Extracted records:
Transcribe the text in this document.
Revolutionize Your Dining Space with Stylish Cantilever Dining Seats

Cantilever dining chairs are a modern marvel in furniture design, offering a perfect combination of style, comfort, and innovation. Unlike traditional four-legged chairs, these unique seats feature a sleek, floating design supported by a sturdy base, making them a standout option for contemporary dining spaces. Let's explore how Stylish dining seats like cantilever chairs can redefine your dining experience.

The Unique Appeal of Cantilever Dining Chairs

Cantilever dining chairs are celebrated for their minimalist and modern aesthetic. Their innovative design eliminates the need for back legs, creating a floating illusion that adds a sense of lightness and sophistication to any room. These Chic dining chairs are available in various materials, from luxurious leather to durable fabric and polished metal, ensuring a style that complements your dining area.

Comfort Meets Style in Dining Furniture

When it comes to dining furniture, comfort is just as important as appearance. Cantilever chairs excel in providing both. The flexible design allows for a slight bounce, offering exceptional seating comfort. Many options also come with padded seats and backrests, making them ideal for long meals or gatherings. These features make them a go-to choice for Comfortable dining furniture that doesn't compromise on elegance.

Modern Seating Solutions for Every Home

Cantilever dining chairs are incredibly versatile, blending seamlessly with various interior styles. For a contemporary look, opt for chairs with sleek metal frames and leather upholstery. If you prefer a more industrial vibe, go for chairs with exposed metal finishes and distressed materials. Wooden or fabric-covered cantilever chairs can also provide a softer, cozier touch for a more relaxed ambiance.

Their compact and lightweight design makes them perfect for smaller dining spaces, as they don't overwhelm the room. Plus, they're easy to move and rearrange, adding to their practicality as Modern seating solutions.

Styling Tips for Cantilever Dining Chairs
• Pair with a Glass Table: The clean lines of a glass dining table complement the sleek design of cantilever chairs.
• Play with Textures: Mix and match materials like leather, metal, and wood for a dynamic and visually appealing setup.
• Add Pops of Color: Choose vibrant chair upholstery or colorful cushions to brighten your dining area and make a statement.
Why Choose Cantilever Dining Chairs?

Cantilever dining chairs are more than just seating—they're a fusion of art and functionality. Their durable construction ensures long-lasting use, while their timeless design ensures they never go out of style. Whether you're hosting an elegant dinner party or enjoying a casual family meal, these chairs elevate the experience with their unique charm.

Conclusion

_What needs to be done_
Look through the entries above and list every line containing "experience".

_Worked answer_
Cantilever dining chairs are a modern marvel in furniture design, offering a perfect combination of style, comfort, and innovation. Unlike traditional four-legged chairs, these unique seats feature a sleek, floating design supported by a sturdy base, making them a standout option for contemporary dining spaces. Let's explore how Stylish dining seats like cantilever chairs can redefine your dining experience.
Cantilever dining chairs are more than just seating—they're a fusion of art and functionality. Their durable construction ensures long-lasting use, while their timeless design ensures they never go out of style. Whether you're hosting an elegant dinner party or enjoying a casual family meal, these chairs elevate the experience with their unique charm.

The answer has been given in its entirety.